┌─ EXERCISE INPUT
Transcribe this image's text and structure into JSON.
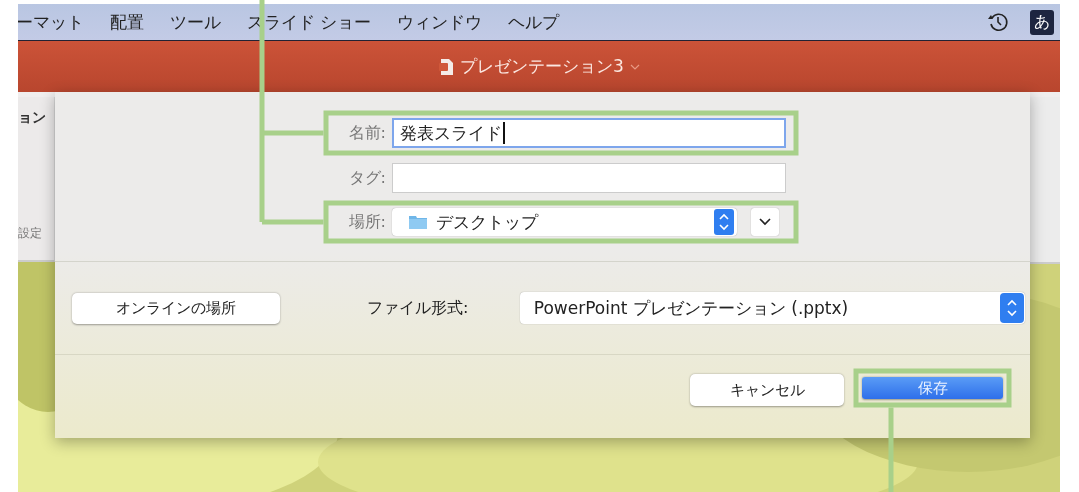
{
  "menu_bar": {
    "items": [
      "ーマット",
      "配置",
      "ツール",
      "スライド ショー",
      "ウィンドウ",
      "ヘルプ"
    ],
    "input_method": "あ"
  },
  "title_bar": {
    "title": "プレゼンテーション3"
  },
  "ribbon": {
    "items": [
      "ョン",
      "設定"
    ]
  },
  "dialog": {
    "name": {
      "label": "名前:",
      "value": "発表スライド",
      "focused": true,
      "highlighted": true
    },
    "tags": {
      "label": "タグ:",
      "highlighted": false
    },
    "location": {
      "label": "場所:",
      "value": "デスクトップ",
      "highlighted": true
    },
    "online_button": {
      "label": "オンラインの場所"
    },
    "format": {
      "label": "ファイル形式:",
      "value": "PowerPoint プレゼンテーション (.pptx)"
    },
    "buttons": [
      {
        "label": "キャンセル",
        "kind": "normal",
        "highlighted": false
      },
      {
        "label": "保存",
        "kind": "default",
        "highlighted": true
      }
    ]
  }
}
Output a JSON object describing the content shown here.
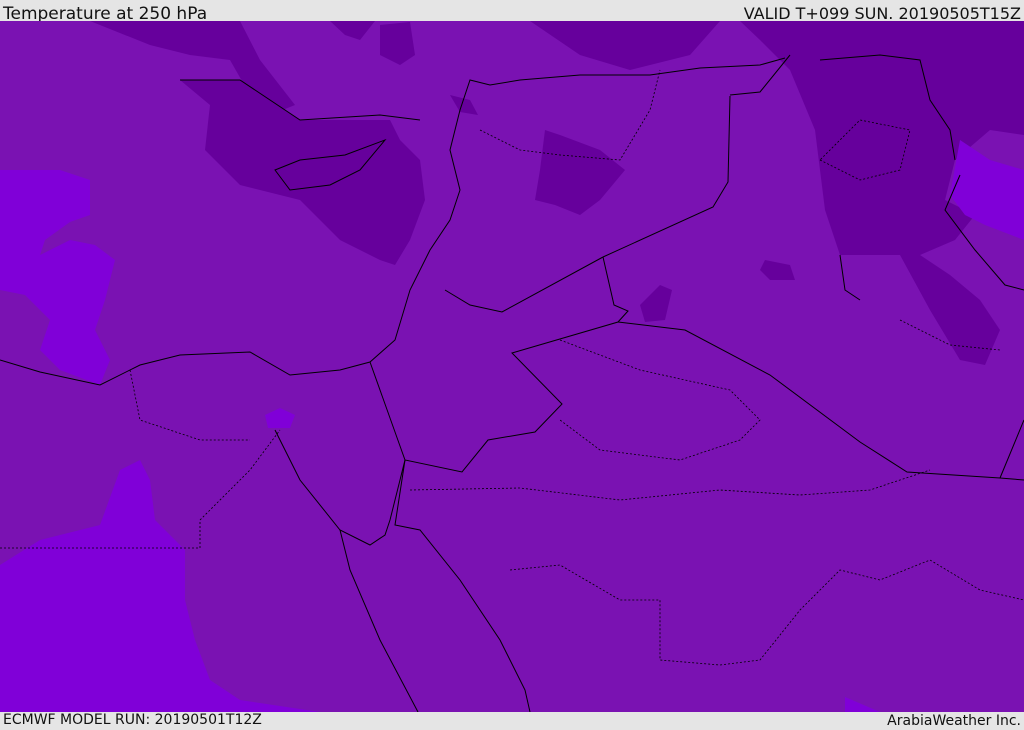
{
  "header": {
    "title": "Temperature at 250 hPa",
    "valid": "VALID T+099 SUN. 20190505T15Z"
  },
  "footer": {
    "model_run": "ECMWF MODEL RUN: 20190501T12Z",
    "credit": "ArabiaWeather Inc."
  },
  "colors": {
    "base": "#7a12b2",
    "cold": "#66009c",
    "warm": "#8000d8",
    "border": "#000000"
  }
}
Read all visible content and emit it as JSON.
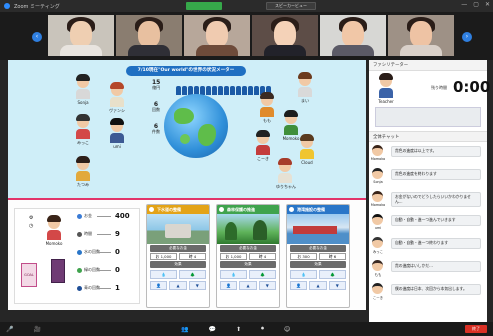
{
  "titlebar": {
    "app_name": "Zoom ミーティング",
    "view_button": "スピーカービュー"
  },
  "window_controls": {
    "minimize": "—",
    "maximize": "▢",
    "close": "✕"
  },
  "nav": {
    "prev_icon": "‹",
    "next_icon": "›"
  },
  "world_panel": {
    "title": "7/10現在\"Our world\"の世界の状況メーター",
    "stats": [
      {
        "big": "15",
        "small": "億円"
      },
      {
        "big": "6",
        "small": "回数"
      },
      {
        "big": "6",
        "small": "件数"
      }
    ],
    "players": [
      "Sonja",
      "ヴァンシ",
      "みっこ",
      "umi",
      "たつみ",
      "もも",
      "まい",
      "Momoko",
      "こーき",
      "Cloud",
      "ゆりちゃん"
    ]
  },
  "player_sheet": {
    "resources": [
      {
        "label": "お金",
        "value": "400"
      },
      {
        "label": "時間",
        "value": "9"
      },
      {
        "label": "水の回数",
        "value": "0"
      },
      {
        "label": "緑の回数",
        "value": "0"
      },
      {
        "label": "青の回数",
        "value": "1"
      }
    ],
    "player_label": "Momoko",
    "portrait_label": "GOAL"
  },
  "cards": [
    {
      "title": "下水道の整備",
      "color": "#e3a317",
      "cost": "1,000",
      "time": "4"
    },
    {
      "title": "森林保護の推進",
      "color": "#3fa34d",
      "cost": "1,000",
      "time": "4"
    },
    {
      "title": "港湾施設の整備",
      "color": "#2a76c8",
      "cost": "300",
      "time": "6"
    }
  ],
  "card_labels": {
    "money": "必要なお金",
    "time": "必要な時間",
    "effect": "効果",
    "money_icon": "お",
    "time_icon": "時"
  },
  "facilitator": {
    "header": "ファシリテーター",
    "name": "Teacher",
    "time_label": "残り時間",
    "time_value": "0:00"
  },
  "chat": {
    "header": "全体チャット",
    "messages": [
      {
        "who": "Momoko",
        "text": "貴色の進度は以上です。"
      },
      {
        "who": "Sonja",
        "text": "貴色の進度を終わります"
      },
      {
        "who": "Momoko",
        "text": "お金がないのでどうしたらいいかわかりません…"
      },
      {
        "who": "umi",
        "text": "自動・自動・進一つ進んでいきます"
      },
      {
        "who": "みっこ",
        "text": "自動・自動・進一つ終わります"
      },
      {
        "who": "もも",
        "text": "貴の進度はいしかだ…"
      },
      {
        "who": "こーき",
        "text": "僕の進度は日本、次回から本気出します。"
      }
    ]
  },
  "toolbar": {
    "items": [
      "🎤",
      "🎥",
      "👥",
      "💬",
      "⬆",
      "⏺",
      "☺"
    ],
    "end_label": "終了"
  }
}
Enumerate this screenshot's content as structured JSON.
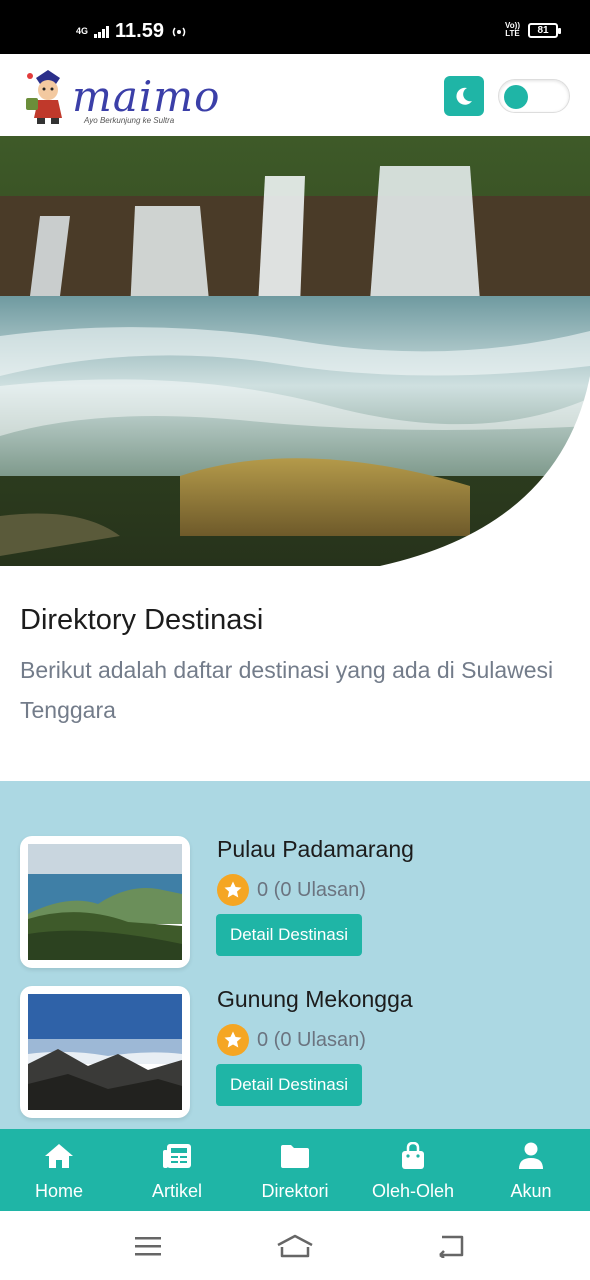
└─
◆ REQUIRED TASK: Take the listing above and print it exactly, apart from the pictures.

◆ SOLUTION FOR THIS TASK:
Transcribe this image's text and structure into JSON.
{
  "menu_bar": {
    "items": [
      "ーマット",
      "配置",
      "ツール",
      "スライド ショー",
      "ウィンドウ",
      "ヘルプ"
    ],
    "input_method": "あ"
  },
  "title_bar": {
    "title": "プレゼンテーション3"
  },
  "ribbon": {
    "items": [
      "ョン",
      "設定"
    ]
  },
  "dialog": {
    "name": {
      "label": "名前:",
      "value": "発表スライド",
      "focused": true,
      "highlighted": true
    },
    "tags": {
      "label": "タグ:",
      "highlighted": false
    },
    "location": {
      "label": "場所:",
      "value": "デスクトップ",
      "highlighted": true
    },
    "online_button": {
      "label": "オンラインの場所"
    },
    "format": {
      "label": "ファイル形式:",
      "value": "PowerPoint プレゼンテーション (.pptx)"
    },
    "buttons": [
      {
        "label": "キャンセル",
        "kind": "normal",
        "highlighted": false
      },
      {
        "label": "保存",
        "kind": "default",
        "highlighted": true
      }
    ]
  }
}
Output a JSON object describing the content shown here.
{
  "header": {
    "title": "Temperature at 250 hPa",
    "valid": "VALID T+099 SUN. 20190505T15Z"
  },
  "footer": {
    "model_run": "ECMWF MODEL RUN: 20190501T12Z",
    "credit": "ArabiaWeather Inc."
  },
  "colors": {
    "base": "#7a12b2",
    "cold": "#66009c",
    "warm": "#8000d8",
    "border": "#000000"
  }
}
Read all visible content and emit it as JSON.
{
  "titlebar": {
    "app_name": "Zoom ミーティング",
    "view_button": "スピーカービュー"
  },
  "window_controls": {
    "minimize": "—",
    "maximize": "▢",
    "close": "✕"
  },
  "nav": {
    "prev_icon": "‹",
    "next_icon": "›"
  },
  "world_panel": {
    "title": "7/10現在\"Our world\"の世界の状況メーター",
    "stats": [
      {
        "big": "15",
        "small": "億円"
      },
      {
        "big": "6",
        "small": "回数"
      },
      {
        "big": "6",
        "small": "件数"
      }
    ],
    "players": [
      "Sonja",
      "ヴァンシ",
      "みっこ",
      "umi",
      "たつみ",
      "もも",
      "まい",
      "Momoko",
      "こーき",
      "Cloud",
      "ゆりちゃん"
    ]
  },
  "player_sheet": {
    "resources": [
      {
        "label": "お金",
        "value": "400"
      },
      {
        "label": "時間",
        "value": "9"
      },
      {
        "label": "水の回数",
        "value": "0"
      },
      {
        "label": "緑の回数",
        "value": "0"
      },
      {
        "label": "青の回数",
        "value": "1"
      }
    ],
    "player_label": "Momoko",
    "portrait_label": "GOAL"
  },
  "cards": [
    {
      "title": "下水道の整備",
      "color": "#e3a317",
      "cost": "1,000",
      "time": "4"
    },
    {
      "title": "森林保護の推進",
      "color": "#3fa34d",
      "cost": "1,000",
      "time": "4"
    },
    {
      "title": "港湾施設の整備",
      "color": "#2a76c8",
      "cost": "300",
      "time": "6"
    }
  ],
  "card_labels": {
    "money": "必要なお金",
    "time": "必要な時間",
    "effect": "効果",
    "money_icon": "お",
    "time_icon": "時"
  },
  "facilitator": {
    "header": "ファシリテーター",
    "name": "Teacher",
    "time_label": "残り時間",
    "time_value": "0:00"
  },
  "chat": {
    "header": "全体チャット",
    "messages": [
      {
        "who": "Momoko",
        "text": "貴色の進度は以上です。"
      },
      {
        "who": "Sonja",
        "text": "貴色の進度を終わります"
      },
      {
        "who": "Momoko",
        "text": "お金がないのでどうしたらいいかわかりません…"
      },
      {
        "who": "umi",
        "text": "自動・自動・進一つ進んでいきます"
      },
      {
        "who": "みっこ",
        "text": "自動・自動・進一つ終わります"
      },
      {
        "who": "もも",
        "text": "貴の進度はいしかだ…"
      },
      {
        "who": "こーき",
        "text": "僕の進度は日本、次回から本気出します。"
      }
    ]
  },
  "toolbar": {
    "items": [
      "🎤",
      "🎥",
      "👥",
      "💬",
      "⬆",
      "⏺",
      "☺"
    ],
    "end_label": "終了"
  }
}
Enumerate this screenshot's content as structured JSON.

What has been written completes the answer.